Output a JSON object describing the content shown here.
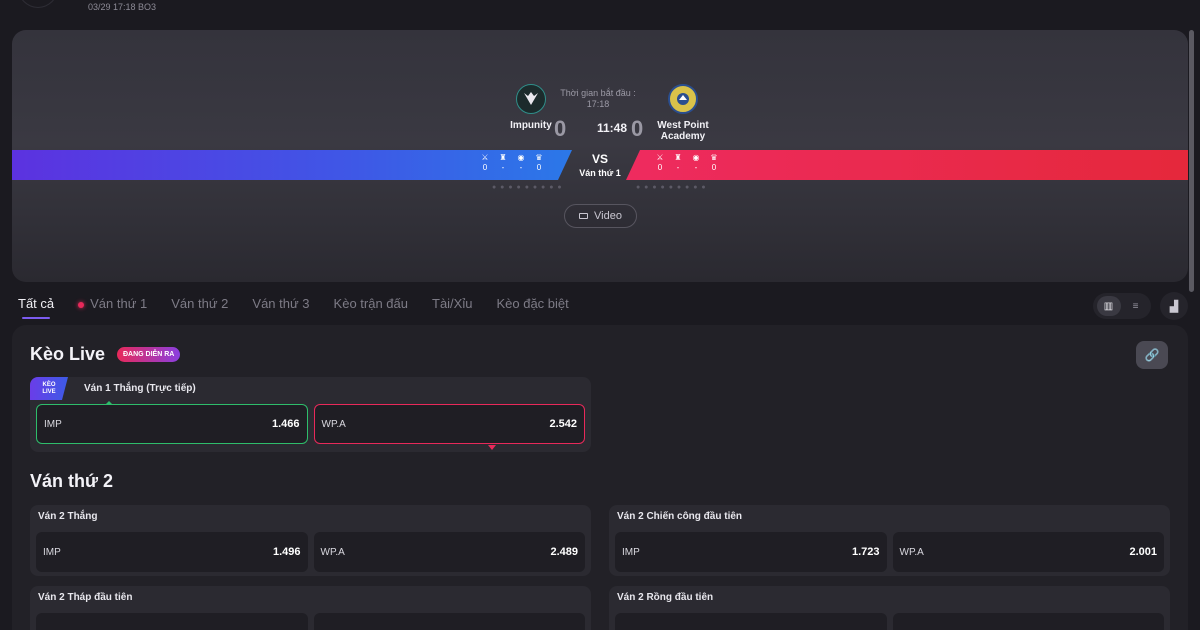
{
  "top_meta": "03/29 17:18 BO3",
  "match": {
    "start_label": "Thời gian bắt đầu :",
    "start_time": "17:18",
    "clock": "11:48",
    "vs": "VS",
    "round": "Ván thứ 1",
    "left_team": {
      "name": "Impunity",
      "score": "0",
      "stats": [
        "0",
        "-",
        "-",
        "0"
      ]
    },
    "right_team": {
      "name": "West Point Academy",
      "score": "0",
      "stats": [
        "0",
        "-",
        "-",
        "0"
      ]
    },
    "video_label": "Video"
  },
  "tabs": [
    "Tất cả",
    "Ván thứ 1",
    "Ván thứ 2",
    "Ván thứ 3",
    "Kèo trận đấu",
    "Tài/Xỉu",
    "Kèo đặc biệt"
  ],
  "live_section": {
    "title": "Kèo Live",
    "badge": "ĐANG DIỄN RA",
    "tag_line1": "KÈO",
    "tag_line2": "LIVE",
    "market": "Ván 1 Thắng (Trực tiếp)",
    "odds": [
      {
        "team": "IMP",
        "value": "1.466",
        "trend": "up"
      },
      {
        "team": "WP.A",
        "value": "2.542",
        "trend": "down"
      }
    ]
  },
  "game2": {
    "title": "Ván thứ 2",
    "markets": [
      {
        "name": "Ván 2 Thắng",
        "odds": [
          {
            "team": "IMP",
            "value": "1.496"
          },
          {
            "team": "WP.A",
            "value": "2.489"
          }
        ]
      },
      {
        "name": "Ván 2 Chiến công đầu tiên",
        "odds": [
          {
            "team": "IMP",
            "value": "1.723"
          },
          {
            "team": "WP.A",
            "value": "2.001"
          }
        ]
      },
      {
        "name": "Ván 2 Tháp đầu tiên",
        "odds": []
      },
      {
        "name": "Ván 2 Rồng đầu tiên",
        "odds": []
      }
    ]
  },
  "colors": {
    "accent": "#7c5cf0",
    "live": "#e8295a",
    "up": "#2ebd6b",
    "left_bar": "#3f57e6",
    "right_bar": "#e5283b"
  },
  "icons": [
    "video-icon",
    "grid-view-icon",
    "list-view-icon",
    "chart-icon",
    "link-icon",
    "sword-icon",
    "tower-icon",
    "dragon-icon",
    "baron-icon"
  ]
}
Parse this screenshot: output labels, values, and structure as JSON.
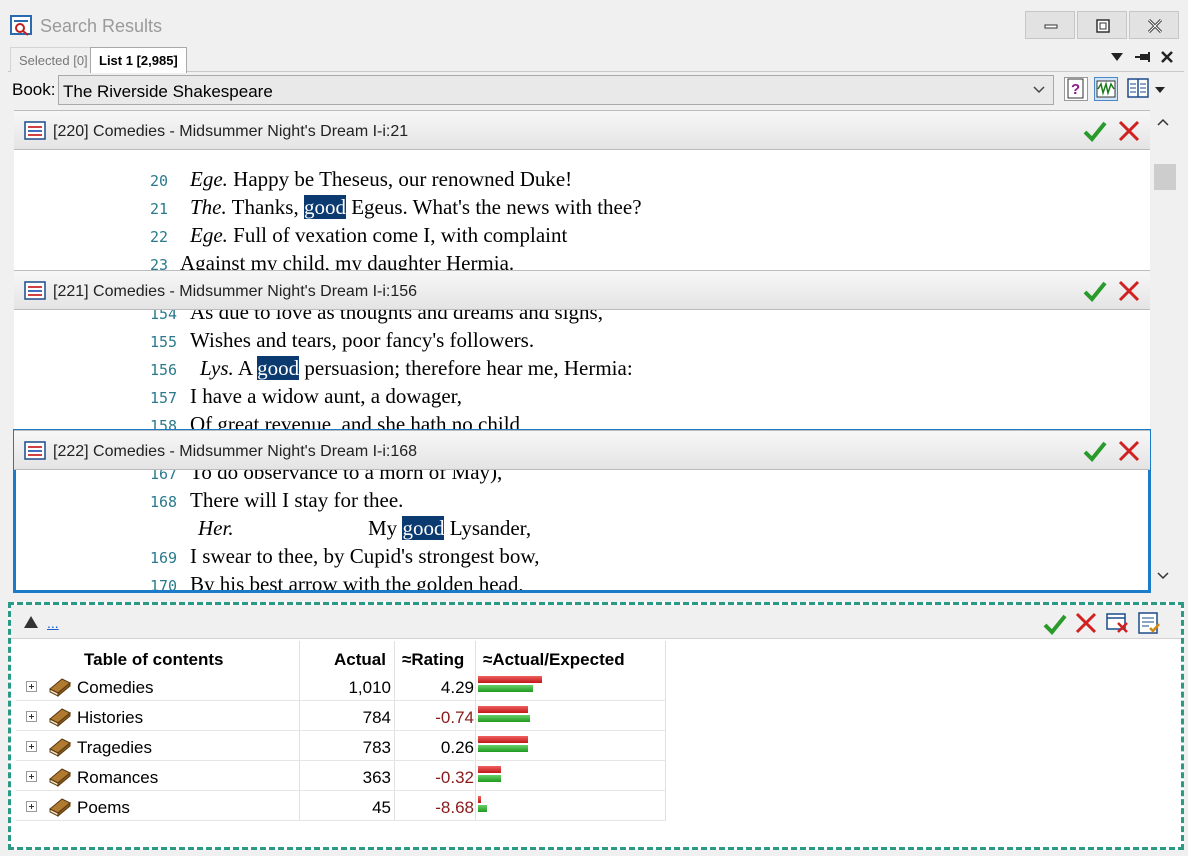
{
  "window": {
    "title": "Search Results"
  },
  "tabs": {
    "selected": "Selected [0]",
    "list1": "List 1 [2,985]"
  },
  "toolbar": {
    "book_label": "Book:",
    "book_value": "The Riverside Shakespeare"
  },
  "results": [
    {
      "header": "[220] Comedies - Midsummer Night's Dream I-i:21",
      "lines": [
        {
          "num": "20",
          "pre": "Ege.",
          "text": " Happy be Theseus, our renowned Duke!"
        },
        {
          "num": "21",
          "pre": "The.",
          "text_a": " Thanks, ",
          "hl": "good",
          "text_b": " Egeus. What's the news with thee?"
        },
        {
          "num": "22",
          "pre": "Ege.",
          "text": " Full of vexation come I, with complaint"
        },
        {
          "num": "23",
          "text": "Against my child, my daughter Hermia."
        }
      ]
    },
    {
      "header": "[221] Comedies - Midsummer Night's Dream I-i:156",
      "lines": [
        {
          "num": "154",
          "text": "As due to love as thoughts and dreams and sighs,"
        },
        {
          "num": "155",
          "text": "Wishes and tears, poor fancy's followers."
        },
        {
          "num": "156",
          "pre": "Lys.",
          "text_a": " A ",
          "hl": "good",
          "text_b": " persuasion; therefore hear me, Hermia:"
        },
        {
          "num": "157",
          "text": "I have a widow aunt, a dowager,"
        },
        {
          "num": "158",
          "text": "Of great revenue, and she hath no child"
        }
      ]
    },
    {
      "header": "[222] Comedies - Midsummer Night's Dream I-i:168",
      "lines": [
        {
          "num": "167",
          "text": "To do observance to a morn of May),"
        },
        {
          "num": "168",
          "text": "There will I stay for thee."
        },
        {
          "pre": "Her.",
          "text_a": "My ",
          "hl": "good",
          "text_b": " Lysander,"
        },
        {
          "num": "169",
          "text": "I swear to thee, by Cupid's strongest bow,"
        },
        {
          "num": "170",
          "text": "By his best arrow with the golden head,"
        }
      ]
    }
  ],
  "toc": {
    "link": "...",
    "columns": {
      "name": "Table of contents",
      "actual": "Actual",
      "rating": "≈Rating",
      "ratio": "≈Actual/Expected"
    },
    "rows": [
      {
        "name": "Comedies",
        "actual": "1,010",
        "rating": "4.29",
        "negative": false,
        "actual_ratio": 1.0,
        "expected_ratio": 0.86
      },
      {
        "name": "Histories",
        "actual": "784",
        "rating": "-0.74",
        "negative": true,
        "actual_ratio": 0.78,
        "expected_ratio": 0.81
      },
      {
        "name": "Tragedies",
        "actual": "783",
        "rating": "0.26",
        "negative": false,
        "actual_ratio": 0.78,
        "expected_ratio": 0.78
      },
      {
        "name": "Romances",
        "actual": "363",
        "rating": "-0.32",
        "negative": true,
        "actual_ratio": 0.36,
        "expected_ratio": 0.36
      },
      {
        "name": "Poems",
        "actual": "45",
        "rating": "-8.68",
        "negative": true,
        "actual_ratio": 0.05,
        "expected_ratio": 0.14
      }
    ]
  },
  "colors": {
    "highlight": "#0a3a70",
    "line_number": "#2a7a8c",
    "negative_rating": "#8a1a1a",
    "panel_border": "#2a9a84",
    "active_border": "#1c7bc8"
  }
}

· · ·

● **Goal**: Output all of the data exactly as it stands, minus any images.

● **Solved problem**:
Output a JSON object describing the content shown here.
{
  "top_meta": "03/29 17:18 BO3",
  "match": {
    "start_label": "Thời gian bắt đầu :",
    "start_time": "17:18",
    "clock": "11:48",
    "vs": "VS",
    "round": "Ván thứ 1",
    "left_team": {
      "name": "Impunity",
      "score": "0",
      "stats": [
        "0",
        "-",
        "-",
        "0"
      ]
    },
    "right_team": {
      "name": "West Point Academy",
      "score": "0",
      "stats": [
        "0",
        "-",
        "-",
        "0"
      ]
    },
    "video_label": "Video"
  },
  "tabs": [
    "Tất cả",
    "Ván thứ 1",
    "Ván thứ 2",
    "Ván thứ 3",
    "Kèo trận đấu",
    "Tài/Xỉu",
    "Kèo đặc biệt"
  ],
  "live_section": {
    "title": "Kèo Live",
    "badge": "ĐANG DIỄN RA",
    "tag_line1": "KÈO",
    "tag_line2": "LIVE",
    "market": "Ván 1 Thắng (Trực tiếp)",
    "odds": [
      {
        "team": "IMP",
        "value": "1.466",
        "trend": "up"
      },
      {
        "team": "WP.A",
        "value": "2.542",
        "trend": "down"
      }
    ]
  },
  "game2": {
    "title": "Ván thứ 2",
    "markets": [
      {
        "name": "Ván 2 Thắng",
        "odds": [
          {
            "team": "IMP",
            "value": "1.496"
          },
          {
            "team": "WP.A",
            "value": "2.489"
          }
        ]
      },
      {
        "name": "Ván 2 Chiến công đầu tiên",
        "odds": [
          {
            "team": "IMP",
            "value": "1.723"
          },
          {
            "team": "WP.A",
            "value": "2.001"
          }
        ]
      },
      {
        "name": "Ván 2 Tháp đầu tiên",
        "odds": []
      },
      {
        "name": "Ván 2 Rồng đầu tiên",
        "odds": []
      }
    ]
  },
  "colors": {
    "accent": "#7c5cf0",
    "live": "#e8295a",
    "up": "#2ebd6b",
    "left_bar": "#3f57e6",
    "right_bar": "#e5283b"
  },
  "icons": [
    "video-icon",
    "grid-view-icon",
    "list-view-icon",
    "chart-icon",
    "link-icon",
    "sword-icon",
    "tower-icon",
    "dragon-icon",
    "baron-icon"
  ]
}
Parse this screenshot: output labels, values, and structure as JSON.
{
  "window": {
    "title": "Search Results"
  },
  "tabs": {
    "selected": "Selected [0]",
    "list1": "List 1 [2,985]"
  },
  "toolbar": {
    "book_label": "Book:",
    "book_value": "The Riverside Shakespeare"
  },
  "results": [
    {
      "header": "[220] Comedies - Midsummer Night's Dream I-i:21",
      "lines": [
        {
          "num": "20",
          "pre": "Ege.",
          "text": " Happy be Theseus, our renowned Duke!"
        },
        {
          "num": "21",
          "pre": "The.",
          "text_a": " Thanks, ",
          "hl": "good",
          "text_b": " Egeus. What's the news with thee?"
        },
        {
          "num": "22",
          "pre": "Ege.",
          "text": " Full of vexation come I, with complaint"
        },
        {
          "num": "23",
          "text": "Against my child, my daughter Hermia."
        }
      ]
    },
    {
      "header": "[221] Comedies - Midsummer Night's Dream I-i:156",
      "lines": [
        {
          "num": "154",
          "text": "As due to love as thoughts and dreams and sighs,"
        },
        {
          "num": "155",
          "text": "Wishes and tears, poor fancy's followers."
        },
        {
          "num": "156",
          "pre": "Lys.",
          "text_a": " A ",
          "hl": "good",
          "text_b": " persuasion; therefore hear me, Hermia:"
        },
        {
          "num": "157",
          "text": "I have a widow aunt, a dowager,"
        },
        {
          "num": "158",
          "text": "Of great revenue, and she hath no child"
        }
      ]
    },
    {
      "header": "[222] Comedies - Midsummer Night's Dream I-i:168",
      "lines": [
        {
          "num": "167",
          "text": "To do observance to a morn of May),"
        },
        {
          "num": "168",
          "text": "There will I stay for thee."
        },
        {
          "pre": "Her.",
          "text_a": "My ",
          "hl": "good",
          "text_b": " Lysander,"
        },
        {
          "num": "169",
          "text": "I swear to thee, by Cupid's strongest bow,"
        },
        {
          "num": "170",
          "text": "By his best arrow with the golden head,"
        }
      ]
    }
  ],
  "toc": {
    "link": "...",
    "columns": {
      "name": "Table of contents",
      "actual": "Actual",
      "rating": "≈Rating",
      "ratio": "≈Actual/Expected"
    },
    "rows": [
      {
        "name": "Comedies",
        "actual": "1,010",
        "rating": "4.29",
        "negative": false,
        "actual_ratio": 1.0,
        "expected_ratio": 0.86
      },
      {
        "name": "Histories",
        "actual": "784",
        "rating": "-0.74",
        "negative": true,
        "actual_ratio": 0.78,
        "expected_ratio": 0.81
      },
      {
        "name": "Tragedies",
        "actual": "783",
        "rating": "0.26",
        "negative": false,
        "actual_ratio": 0.78,
        "expected_ratio": 0.78
      },
      {
        "name": "Romances",
        "actual": "363",
        "rating": "-0.32",
        "negative": true,
        "actual_ratio": 0.36,
        "expected_ratio": 0.36
      },
      {
        "name": "Poems",
        "actual": "45",
        "rating": "-8.68",
        "negative": true,
        "actual_ratio": 0.05,
        "expected_ratio": 0.14
      }
    ]
  },
  "colors": {
    "highlight": "#0a3a70",
    "line_number": "#2a7a8c",
    "negative_rating": "#8a1a1a",
    "panel_border": "#2a9a84",
    "active_border": "#1c7bc8"
  }
}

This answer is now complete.